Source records
▬▬▬
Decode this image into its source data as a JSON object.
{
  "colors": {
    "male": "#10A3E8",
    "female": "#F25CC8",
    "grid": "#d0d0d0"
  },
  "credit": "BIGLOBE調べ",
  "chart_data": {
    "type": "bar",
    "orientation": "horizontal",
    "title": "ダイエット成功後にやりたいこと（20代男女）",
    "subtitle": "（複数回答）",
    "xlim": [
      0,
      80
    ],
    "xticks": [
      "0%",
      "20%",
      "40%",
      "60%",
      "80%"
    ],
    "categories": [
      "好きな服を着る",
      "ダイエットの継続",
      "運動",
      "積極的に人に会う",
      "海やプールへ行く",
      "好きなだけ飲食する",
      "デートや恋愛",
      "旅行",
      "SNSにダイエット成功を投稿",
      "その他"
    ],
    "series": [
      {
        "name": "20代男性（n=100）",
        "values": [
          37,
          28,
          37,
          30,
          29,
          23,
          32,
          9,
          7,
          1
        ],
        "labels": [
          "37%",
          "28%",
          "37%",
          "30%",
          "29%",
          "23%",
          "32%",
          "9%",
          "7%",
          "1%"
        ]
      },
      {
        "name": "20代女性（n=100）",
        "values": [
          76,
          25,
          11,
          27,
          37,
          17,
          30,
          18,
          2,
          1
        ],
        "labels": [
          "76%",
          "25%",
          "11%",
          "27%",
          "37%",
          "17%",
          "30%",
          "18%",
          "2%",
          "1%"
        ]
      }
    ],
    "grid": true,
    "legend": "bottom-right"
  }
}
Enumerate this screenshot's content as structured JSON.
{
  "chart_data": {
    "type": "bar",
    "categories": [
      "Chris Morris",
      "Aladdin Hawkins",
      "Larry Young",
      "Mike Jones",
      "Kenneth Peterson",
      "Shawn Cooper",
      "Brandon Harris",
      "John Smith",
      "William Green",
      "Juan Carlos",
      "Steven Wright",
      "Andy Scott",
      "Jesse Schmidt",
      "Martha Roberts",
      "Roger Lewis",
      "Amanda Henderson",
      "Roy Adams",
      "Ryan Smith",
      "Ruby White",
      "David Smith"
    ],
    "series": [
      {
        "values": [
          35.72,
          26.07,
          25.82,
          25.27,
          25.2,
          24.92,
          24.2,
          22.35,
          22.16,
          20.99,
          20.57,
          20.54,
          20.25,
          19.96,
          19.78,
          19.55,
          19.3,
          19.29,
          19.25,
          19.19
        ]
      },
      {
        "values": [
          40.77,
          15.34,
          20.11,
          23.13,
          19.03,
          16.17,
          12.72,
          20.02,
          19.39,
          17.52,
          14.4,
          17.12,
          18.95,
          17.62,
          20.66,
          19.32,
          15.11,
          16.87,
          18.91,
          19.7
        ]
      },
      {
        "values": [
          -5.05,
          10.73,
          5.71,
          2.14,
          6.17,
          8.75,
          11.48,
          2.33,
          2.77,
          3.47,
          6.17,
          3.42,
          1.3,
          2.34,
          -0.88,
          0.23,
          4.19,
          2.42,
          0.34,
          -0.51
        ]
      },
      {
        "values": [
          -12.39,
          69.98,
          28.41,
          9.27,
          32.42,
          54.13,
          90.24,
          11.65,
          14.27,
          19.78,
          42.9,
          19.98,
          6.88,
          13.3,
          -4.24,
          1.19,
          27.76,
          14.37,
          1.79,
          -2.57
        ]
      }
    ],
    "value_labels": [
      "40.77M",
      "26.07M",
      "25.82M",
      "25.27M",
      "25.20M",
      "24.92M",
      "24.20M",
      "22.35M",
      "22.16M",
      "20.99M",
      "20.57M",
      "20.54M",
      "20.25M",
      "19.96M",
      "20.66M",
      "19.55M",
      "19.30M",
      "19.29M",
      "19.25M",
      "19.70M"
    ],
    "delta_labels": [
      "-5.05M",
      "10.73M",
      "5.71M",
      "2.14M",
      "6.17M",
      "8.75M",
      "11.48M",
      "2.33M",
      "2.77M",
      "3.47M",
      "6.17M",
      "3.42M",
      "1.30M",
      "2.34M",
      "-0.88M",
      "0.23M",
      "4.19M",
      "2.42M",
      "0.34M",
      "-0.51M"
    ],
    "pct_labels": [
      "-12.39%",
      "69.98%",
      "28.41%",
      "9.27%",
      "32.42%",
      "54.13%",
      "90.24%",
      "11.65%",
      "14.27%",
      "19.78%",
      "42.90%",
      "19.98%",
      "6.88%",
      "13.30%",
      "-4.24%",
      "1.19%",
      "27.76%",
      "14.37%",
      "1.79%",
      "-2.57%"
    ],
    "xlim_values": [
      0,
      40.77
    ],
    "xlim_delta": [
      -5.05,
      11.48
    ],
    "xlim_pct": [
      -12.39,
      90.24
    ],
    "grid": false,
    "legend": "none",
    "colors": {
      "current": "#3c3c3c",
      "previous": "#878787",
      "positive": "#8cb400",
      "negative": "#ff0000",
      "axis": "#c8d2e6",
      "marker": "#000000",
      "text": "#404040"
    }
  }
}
▬▬▬
GOAL ::
Transcribe the data above in full, exactly.

TASK SOLUTION ::
Decode this image into its source data as a JSON object.
{
  "colors": {
    "male": "#10A3E8",
    "female": "#F25CC8",
    "grid": "#d0d0d0"
  },
  "credit": "BIGLOBE調べ",
  "chart_data": {
    "type": "bar",
    "orientation": "horizontal",
    "title": "ダイエット成功後にやりたいこと（20代男女）",
    "subtitle": "（複数回答）",
    "xlim": [
      0,
      80
    ],
    "xticks": [
      "0%",
      "20%",
      "40%",
      "60%",
      "80%"
    ],
    "categories": [
      "好きな服を着る",
      "ダイエットの継続",
      "運動",
      "積極的に人に会う",
      "海やプールへ行く",
      "好きなだけ飲食する",
      "デートや恋愛",
      "旅行",
      "SNSにダイエット成功を投稿",
      "その他"
    ],
    "series": [
      {
        "name": "20代男性（n=100）",
        "values": [
          37,
          28,
          37,
          30,
          29,
          23,
          32,
          9,
          7,
          1
        ],
        "labels": [
          "37%",
          "28%",
          "37%",
          "30%",
          "29%",
          "23%",
          "32%",
          "9%",
          "7%",
          "1%"
        ]
      },
      {
        "name": "20代女性（n=100）",
        "values": [
          76,
          25,
          11,
          27,
          37,
          17,
          30,
          18,
          2,
          1
        ],
        "labels": [
          "76%",
          "25%",
          "11%",
          "27%",
          "37%",
          "17%",
          "30%",
          "18%",
          "2%",
          "1%"
        ]
      }
    ],
    "grid": true,
    "legend": "bottom-right"
  }
}
Enumerate this screenshot's content as structured JSON.
{
  "chart_data": {
    "type": "bar",
    "categories": [
      "Chris Morris",
      "Aladdin Hawkins",
      "Larry Young",
      "Mike Jones",
      "Kenneth Peterson",
      "Shawn Cooper",
      "Brandon Harris",
      "John Smith",
      "William Green",
      "Juan Carlos",
      "Steven Wright",
      "Andy Scott",
      "Jesse Schmidt",
      "Martha Roberts",
      "Roger Lewis",
      "Amanda Henderson",
      "Roy Adams",
      "Ryan Smith",
      "Ruby White",
      "David Smith"
    ],
    "series": [
      {
        "values": [
          35.72,
          26.07,
          25.82,
          25.27,
          25.2,
          24.92,
          24.2,
          22.35,
          22.16,
          20.99,
          20.57,
          20.54,
          20.25,
          19.96,
          19.78,
          19.55,
          19.3,
          19.29,
          19.25,
          19.19
        ]
      },
      {
        "values": [
          40.77,
          15.34,
          20.11,
          23.13,
          19.03,
          16.17,
          12.72,
          20.02,
          19.39,
          17.52,
          14.4,
          17.12,
          18.95,
          17.62,
          20.66,
          19.32,
          15.11,
          16.87,
          18.91,
          19.7
        ]
      },
      {
        "values": [
          -5.05,
          10.73,
          5.71,
          2.14,
          6.17,
          8.75,
          11.48,
          2.33,
          2.77,
          3.47,
          6.17,
          3.42,
          1.3,
          2.34,
          -0.88,
          0.23,
          4.19,
          2.42,
          0.34,
          -0.51
        ]
      },
      {
        "values": [
          -12.39,
          69.98,
          28.41,
          9.27,
          32.42,
          54.13,
          90.24,
          11.65,
          14.27,
          19.78,
          42.9,
          19.98,
          6.88,
          13.3,
          -4.24,
          1.19,
          27.76,
          14.37,
          1.79,
          -2.57
        ]
      }
    ],
    "value_labels": [
      "40.77M",
      "26.07M",
      "25.82M",
      "25.27M",
      "25.20M",
      "24.92M",
      "24.20M",
      "22.35M",
      "22.16M",
      "20.99M",
      "20.57M",
      "20.54M",
      "20.25M",
      "19.96M",
      "20.66M",
      "19.55M",
      "19.30M",
      "19.29M",
      "19.25M",
      "19.70M"
    ],
    "delta_labels": [
      "-5.05M",
      "10.73M",
      "5.71M",
      "2.14M",
      "6.17M",
      "8.75M",
      "11.48M",
      "2.33M",
      "2.77M",
      "3.47M",
      "6.17M",
      "3.42M",
      "1.30M",
      "2.34M",
      "-0.88M",
      "0.23M",
      "4.19M",
      "2.42M",
      "0.34M",
      "-0.51M"
    ],
    "pct_labels": [
      "-12.39%",
      "69.98%",
      "28.41%",
      "9.27%",
      "32.42%",
      "54.13%",
      "90.24%",
      "11.65%",
      "14.27%",
      "19.78%",
      "42.90%",
      "19.98%",
      "6.88%",
      "13.30%",
      "-4.24%",
      "1.19%",
      "27.76%",
      "14.37%",
      "1.79%",
      "-2.57%"
    ],
    "xlim_values": [
      0,
      40.77
    ],
    "xlim_delta": [
      -5.05,
      11.48
    ],
    "xlim_pct": [
      -12.39,
      90.24
    ],
    "grid": false,
    "legend": "none",
    "colors": {
      "current": "#3c3c3c",
      "previous": "#878787",
      "positive": "#8cb400",
      "negative": "#ff0000",
      "axis": "#c8d2e6",
      "marker": "#000000",
      "text": "#404040"
    }
  }
}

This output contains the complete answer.